▶ _Objective_
Gather every line holding the string "xlabel".

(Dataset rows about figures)
+++++

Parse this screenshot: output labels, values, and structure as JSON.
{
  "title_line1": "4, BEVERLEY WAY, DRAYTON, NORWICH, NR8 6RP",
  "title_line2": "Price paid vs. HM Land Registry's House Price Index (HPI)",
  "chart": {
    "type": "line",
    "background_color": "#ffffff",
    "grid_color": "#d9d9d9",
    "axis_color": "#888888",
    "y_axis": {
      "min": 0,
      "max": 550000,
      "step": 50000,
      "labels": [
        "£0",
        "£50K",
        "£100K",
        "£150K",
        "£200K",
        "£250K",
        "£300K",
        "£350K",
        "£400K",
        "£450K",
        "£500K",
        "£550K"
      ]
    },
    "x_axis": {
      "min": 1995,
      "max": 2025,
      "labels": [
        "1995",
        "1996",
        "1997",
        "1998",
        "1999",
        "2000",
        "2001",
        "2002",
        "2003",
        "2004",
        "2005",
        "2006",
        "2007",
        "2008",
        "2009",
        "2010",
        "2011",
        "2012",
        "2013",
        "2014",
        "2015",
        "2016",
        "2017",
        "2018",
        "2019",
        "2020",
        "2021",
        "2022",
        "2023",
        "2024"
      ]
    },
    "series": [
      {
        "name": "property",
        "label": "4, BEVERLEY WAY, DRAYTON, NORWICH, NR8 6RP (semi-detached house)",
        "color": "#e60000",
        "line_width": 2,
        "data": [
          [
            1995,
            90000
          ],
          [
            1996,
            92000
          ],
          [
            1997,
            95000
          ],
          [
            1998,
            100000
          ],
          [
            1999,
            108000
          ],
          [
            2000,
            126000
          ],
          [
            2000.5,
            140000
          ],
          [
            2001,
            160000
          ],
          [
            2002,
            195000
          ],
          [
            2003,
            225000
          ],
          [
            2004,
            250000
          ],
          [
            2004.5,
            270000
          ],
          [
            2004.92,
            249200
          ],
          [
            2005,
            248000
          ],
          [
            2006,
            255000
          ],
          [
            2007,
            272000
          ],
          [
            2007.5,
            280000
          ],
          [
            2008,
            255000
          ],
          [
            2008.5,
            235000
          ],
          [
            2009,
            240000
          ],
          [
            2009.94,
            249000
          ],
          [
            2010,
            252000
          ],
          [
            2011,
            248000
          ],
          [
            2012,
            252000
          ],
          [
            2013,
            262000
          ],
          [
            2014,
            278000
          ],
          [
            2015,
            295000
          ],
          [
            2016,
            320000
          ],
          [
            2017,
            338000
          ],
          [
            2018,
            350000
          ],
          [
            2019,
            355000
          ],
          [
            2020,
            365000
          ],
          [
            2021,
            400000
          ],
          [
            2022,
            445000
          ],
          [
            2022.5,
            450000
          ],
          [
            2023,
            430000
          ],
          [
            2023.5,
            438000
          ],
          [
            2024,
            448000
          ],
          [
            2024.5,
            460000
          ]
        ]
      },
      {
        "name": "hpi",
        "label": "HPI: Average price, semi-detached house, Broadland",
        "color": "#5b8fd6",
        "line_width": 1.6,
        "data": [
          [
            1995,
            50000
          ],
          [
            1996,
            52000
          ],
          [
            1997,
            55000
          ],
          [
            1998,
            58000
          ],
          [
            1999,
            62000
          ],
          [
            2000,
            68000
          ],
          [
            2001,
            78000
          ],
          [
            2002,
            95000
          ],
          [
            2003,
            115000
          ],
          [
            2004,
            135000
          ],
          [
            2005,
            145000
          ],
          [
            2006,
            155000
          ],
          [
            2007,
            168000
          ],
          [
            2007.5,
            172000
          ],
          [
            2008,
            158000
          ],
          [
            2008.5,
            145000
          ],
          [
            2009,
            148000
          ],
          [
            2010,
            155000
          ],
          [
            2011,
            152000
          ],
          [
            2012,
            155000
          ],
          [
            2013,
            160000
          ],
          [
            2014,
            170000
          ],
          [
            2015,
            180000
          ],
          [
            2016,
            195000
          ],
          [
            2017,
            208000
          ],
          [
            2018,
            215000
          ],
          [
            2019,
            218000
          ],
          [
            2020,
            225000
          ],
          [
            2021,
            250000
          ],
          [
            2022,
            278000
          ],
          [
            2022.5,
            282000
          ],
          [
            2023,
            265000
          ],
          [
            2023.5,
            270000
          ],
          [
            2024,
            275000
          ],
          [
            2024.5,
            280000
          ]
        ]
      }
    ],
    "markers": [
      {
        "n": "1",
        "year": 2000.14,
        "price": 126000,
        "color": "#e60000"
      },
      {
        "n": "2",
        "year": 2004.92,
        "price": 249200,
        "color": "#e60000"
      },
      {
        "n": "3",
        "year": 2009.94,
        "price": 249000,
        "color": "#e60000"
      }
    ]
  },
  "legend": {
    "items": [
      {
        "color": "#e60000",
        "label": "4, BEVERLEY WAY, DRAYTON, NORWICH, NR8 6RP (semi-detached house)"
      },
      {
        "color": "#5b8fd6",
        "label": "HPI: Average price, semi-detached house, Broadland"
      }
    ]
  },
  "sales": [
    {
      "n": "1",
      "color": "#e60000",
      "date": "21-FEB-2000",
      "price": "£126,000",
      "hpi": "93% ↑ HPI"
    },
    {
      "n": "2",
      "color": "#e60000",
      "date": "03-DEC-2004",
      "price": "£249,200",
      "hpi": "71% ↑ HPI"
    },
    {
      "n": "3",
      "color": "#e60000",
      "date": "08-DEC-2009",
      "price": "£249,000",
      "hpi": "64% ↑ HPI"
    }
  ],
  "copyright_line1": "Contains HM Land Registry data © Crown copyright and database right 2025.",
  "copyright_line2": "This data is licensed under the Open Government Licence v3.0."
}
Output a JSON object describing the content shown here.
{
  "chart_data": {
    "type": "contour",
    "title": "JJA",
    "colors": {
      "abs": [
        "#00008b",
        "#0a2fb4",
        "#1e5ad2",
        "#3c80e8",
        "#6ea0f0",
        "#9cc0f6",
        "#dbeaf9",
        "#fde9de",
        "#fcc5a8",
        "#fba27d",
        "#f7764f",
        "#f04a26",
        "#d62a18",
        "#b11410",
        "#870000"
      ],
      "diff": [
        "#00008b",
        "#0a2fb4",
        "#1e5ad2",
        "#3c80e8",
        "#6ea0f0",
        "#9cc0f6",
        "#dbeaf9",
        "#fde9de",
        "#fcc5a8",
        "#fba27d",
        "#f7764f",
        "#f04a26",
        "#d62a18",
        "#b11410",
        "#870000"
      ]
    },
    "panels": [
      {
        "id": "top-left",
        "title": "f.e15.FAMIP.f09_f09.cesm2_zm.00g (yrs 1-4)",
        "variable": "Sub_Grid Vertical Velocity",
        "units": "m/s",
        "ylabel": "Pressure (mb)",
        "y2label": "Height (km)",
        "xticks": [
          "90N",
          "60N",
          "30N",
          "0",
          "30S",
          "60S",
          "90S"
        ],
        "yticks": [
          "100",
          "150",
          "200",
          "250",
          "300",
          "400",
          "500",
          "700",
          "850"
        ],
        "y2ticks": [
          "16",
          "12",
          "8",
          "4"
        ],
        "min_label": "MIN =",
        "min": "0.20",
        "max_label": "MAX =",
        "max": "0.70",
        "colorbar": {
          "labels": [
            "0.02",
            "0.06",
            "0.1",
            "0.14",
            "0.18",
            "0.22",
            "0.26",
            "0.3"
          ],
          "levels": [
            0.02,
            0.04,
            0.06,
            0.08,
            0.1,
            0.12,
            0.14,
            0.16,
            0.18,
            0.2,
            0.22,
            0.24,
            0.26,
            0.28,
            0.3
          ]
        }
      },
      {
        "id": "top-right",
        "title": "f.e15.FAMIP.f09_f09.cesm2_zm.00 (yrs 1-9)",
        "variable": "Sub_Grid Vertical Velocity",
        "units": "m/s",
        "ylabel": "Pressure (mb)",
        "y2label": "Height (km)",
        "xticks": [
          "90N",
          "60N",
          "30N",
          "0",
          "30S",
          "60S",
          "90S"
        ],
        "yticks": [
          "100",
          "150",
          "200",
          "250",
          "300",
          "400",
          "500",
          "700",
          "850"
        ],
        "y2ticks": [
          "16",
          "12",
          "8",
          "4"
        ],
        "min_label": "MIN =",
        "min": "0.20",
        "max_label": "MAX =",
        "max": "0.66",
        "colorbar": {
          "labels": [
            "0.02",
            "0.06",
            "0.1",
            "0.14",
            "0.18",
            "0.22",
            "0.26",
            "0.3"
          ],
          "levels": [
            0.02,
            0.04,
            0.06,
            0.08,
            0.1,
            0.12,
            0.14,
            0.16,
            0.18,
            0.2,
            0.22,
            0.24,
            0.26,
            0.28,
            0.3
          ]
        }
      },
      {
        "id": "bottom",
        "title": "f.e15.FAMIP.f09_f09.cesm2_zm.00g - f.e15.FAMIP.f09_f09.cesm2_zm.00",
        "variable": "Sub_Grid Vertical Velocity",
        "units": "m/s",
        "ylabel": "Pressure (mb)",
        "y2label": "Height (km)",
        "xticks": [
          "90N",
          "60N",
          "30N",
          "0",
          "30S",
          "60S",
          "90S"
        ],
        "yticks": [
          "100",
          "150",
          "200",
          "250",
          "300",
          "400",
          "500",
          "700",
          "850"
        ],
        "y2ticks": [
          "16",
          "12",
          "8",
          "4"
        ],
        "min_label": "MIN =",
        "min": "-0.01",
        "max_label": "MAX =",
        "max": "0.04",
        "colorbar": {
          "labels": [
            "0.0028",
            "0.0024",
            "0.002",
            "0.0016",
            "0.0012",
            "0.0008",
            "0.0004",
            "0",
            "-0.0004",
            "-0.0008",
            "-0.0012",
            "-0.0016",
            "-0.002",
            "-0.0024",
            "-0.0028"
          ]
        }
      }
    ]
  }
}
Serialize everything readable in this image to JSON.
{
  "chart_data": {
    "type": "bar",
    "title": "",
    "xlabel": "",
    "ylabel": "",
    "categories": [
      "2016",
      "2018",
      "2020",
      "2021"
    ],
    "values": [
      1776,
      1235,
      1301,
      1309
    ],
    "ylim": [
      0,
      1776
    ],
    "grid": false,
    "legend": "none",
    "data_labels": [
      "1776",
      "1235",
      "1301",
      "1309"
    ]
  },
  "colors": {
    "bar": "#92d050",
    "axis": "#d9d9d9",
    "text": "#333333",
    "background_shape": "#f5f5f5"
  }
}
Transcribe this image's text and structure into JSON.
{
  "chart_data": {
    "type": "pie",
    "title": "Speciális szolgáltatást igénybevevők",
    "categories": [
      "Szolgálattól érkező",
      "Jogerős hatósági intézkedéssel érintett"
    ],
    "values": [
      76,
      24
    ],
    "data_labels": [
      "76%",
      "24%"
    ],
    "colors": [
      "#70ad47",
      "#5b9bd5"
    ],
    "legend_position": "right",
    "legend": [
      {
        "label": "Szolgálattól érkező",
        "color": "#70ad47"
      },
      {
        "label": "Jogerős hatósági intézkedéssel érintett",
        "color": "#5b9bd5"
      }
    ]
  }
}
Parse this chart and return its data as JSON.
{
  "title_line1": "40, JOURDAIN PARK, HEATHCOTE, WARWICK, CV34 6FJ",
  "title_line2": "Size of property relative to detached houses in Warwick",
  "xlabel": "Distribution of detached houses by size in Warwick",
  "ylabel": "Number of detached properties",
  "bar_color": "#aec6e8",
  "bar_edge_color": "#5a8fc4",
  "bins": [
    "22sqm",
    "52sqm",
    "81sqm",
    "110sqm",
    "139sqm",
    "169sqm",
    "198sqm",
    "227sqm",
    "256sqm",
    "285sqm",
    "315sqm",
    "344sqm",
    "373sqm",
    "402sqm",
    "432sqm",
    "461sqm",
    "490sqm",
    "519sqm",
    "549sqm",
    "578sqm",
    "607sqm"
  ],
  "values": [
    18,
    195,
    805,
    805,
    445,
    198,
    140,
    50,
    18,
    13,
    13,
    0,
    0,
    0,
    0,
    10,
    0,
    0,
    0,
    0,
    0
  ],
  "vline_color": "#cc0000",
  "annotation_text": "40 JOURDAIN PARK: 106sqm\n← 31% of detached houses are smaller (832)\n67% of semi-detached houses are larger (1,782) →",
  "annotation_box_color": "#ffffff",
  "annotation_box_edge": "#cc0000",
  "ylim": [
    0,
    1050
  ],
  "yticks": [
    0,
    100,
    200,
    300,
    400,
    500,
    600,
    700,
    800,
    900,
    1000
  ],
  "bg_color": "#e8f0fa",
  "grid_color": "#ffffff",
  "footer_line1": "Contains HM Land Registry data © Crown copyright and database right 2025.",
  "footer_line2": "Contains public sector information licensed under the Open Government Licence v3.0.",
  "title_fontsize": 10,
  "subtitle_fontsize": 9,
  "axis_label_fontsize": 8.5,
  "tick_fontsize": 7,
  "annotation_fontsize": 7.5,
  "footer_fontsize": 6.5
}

+++++

▶ _Full response_
    "xlabel": "",
  "xlabel": "Distribution of detached houses by size in Warwick",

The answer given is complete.